§ What is being asked: Provide only the number of lines where "Bajo" occurs.
* Start Data to process *
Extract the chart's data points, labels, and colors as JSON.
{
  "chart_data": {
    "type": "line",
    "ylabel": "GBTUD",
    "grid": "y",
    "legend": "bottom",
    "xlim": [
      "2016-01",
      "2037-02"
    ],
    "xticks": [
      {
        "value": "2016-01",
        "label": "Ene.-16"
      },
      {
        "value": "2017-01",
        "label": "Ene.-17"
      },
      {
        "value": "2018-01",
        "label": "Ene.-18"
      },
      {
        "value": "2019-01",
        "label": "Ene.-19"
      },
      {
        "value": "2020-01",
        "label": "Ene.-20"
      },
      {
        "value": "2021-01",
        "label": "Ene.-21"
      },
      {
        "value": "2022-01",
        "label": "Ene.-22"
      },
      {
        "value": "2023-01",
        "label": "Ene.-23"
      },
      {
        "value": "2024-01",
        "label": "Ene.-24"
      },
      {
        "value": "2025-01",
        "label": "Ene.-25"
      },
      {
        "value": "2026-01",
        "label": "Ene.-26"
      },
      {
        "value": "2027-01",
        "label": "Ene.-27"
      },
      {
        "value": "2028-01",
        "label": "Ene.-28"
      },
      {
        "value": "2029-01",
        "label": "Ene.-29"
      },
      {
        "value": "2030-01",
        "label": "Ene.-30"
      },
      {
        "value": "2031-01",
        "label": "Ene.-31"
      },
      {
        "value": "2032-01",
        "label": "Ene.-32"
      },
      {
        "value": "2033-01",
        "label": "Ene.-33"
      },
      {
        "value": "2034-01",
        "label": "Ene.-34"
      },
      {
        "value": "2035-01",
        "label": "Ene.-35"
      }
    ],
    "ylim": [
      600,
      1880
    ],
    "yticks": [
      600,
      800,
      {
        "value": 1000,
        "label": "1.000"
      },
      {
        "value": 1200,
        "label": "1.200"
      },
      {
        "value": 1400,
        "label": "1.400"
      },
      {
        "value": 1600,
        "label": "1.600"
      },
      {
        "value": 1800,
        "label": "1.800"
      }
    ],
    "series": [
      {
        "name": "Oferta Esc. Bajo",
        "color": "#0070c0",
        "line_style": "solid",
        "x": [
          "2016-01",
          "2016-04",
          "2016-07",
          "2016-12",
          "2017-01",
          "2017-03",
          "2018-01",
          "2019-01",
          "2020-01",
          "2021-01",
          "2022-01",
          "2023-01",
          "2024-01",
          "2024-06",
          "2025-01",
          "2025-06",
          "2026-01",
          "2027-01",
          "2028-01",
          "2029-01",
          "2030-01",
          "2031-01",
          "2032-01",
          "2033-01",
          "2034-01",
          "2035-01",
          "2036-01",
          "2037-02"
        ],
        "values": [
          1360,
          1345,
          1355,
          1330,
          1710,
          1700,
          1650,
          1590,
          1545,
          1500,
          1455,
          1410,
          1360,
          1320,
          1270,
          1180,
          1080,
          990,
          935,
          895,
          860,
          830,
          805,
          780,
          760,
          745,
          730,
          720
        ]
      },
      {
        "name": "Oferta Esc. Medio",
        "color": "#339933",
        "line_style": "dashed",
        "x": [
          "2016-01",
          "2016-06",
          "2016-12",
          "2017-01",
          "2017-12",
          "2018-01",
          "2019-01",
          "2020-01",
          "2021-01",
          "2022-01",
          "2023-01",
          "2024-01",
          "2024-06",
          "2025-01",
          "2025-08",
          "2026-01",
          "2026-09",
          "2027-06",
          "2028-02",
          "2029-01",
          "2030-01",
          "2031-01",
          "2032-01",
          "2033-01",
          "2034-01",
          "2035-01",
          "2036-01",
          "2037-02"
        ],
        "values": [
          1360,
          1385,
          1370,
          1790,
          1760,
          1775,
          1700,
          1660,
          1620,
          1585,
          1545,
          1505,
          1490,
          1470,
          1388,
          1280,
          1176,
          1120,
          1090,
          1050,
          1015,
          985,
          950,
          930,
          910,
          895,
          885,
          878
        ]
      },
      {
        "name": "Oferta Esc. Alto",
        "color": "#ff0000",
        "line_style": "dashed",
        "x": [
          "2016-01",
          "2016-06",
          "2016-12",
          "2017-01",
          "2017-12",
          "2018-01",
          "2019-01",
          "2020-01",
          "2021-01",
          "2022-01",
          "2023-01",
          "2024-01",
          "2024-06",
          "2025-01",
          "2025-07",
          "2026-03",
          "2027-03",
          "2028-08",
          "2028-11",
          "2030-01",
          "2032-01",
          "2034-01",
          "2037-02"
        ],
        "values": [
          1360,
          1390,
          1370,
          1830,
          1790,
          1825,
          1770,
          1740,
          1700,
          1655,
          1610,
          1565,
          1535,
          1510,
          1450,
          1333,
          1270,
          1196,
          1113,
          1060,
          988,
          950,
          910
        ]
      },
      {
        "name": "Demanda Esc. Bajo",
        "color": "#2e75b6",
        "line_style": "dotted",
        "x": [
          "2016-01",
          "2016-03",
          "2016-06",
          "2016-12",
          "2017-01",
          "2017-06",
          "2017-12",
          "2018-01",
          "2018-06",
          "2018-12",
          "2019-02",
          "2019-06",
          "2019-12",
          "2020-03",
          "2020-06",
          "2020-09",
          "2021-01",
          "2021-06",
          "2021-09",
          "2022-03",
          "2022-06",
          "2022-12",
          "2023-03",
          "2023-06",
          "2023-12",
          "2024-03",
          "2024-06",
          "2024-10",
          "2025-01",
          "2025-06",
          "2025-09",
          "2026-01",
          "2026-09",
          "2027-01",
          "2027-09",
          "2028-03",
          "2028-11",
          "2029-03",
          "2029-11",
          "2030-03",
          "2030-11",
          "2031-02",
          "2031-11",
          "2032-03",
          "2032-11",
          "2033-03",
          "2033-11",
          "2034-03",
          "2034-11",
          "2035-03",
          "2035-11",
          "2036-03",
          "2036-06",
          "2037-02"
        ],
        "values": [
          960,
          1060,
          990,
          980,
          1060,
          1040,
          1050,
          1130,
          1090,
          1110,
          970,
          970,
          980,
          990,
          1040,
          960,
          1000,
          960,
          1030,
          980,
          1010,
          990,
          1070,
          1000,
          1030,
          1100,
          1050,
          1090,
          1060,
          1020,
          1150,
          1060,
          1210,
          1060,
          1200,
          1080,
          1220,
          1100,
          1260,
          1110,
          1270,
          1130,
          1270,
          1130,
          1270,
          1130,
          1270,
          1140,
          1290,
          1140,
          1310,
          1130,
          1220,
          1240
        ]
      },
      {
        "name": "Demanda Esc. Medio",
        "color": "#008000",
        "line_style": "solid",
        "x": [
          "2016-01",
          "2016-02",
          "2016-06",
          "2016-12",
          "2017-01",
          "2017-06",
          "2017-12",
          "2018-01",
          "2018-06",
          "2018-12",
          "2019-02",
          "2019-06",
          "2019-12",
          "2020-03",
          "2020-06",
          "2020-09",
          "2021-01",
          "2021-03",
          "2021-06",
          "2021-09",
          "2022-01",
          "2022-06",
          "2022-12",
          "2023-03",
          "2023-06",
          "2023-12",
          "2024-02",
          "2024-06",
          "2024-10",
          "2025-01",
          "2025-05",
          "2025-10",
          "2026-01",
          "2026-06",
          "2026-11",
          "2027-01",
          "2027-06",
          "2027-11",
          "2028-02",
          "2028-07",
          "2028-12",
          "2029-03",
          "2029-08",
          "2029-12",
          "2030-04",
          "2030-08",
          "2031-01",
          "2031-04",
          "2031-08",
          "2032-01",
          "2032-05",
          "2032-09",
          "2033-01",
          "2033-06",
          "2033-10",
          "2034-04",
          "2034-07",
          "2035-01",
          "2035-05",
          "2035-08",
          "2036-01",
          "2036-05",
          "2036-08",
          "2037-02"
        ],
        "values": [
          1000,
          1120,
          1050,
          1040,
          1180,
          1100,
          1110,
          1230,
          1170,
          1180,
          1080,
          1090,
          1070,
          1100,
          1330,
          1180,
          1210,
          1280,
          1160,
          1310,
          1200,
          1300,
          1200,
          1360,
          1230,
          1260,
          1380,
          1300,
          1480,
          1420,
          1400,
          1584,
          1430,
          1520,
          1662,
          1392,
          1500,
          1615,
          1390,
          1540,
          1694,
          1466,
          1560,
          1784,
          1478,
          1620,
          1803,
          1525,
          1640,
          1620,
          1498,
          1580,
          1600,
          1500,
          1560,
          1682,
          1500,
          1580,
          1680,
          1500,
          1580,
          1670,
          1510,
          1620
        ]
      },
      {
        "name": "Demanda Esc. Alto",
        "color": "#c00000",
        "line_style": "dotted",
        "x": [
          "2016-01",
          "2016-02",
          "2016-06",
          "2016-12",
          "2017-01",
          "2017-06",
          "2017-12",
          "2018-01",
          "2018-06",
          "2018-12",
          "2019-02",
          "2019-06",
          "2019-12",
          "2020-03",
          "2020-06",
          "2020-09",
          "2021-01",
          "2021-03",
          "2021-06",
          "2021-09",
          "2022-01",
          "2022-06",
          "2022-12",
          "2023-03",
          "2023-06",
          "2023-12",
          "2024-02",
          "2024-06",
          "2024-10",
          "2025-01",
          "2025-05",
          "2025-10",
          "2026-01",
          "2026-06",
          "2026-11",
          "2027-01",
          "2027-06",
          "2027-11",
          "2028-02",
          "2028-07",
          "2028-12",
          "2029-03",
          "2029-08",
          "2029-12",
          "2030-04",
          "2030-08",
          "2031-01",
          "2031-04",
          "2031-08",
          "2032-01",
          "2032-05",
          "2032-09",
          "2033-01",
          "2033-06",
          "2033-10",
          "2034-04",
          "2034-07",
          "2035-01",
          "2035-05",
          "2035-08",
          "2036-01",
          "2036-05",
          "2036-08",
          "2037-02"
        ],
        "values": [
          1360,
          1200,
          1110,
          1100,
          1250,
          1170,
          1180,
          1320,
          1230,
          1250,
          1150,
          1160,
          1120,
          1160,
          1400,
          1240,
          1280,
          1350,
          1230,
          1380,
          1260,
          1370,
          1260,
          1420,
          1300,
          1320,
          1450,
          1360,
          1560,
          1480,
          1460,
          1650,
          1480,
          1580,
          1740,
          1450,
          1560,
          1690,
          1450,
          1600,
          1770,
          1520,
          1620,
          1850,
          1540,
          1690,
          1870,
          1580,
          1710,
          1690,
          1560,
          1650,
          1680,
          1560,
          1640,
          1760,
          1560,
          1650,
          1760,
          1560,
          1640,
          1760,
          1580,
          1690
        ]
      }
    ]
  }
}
* End Data to process *
§ Worked solution: 2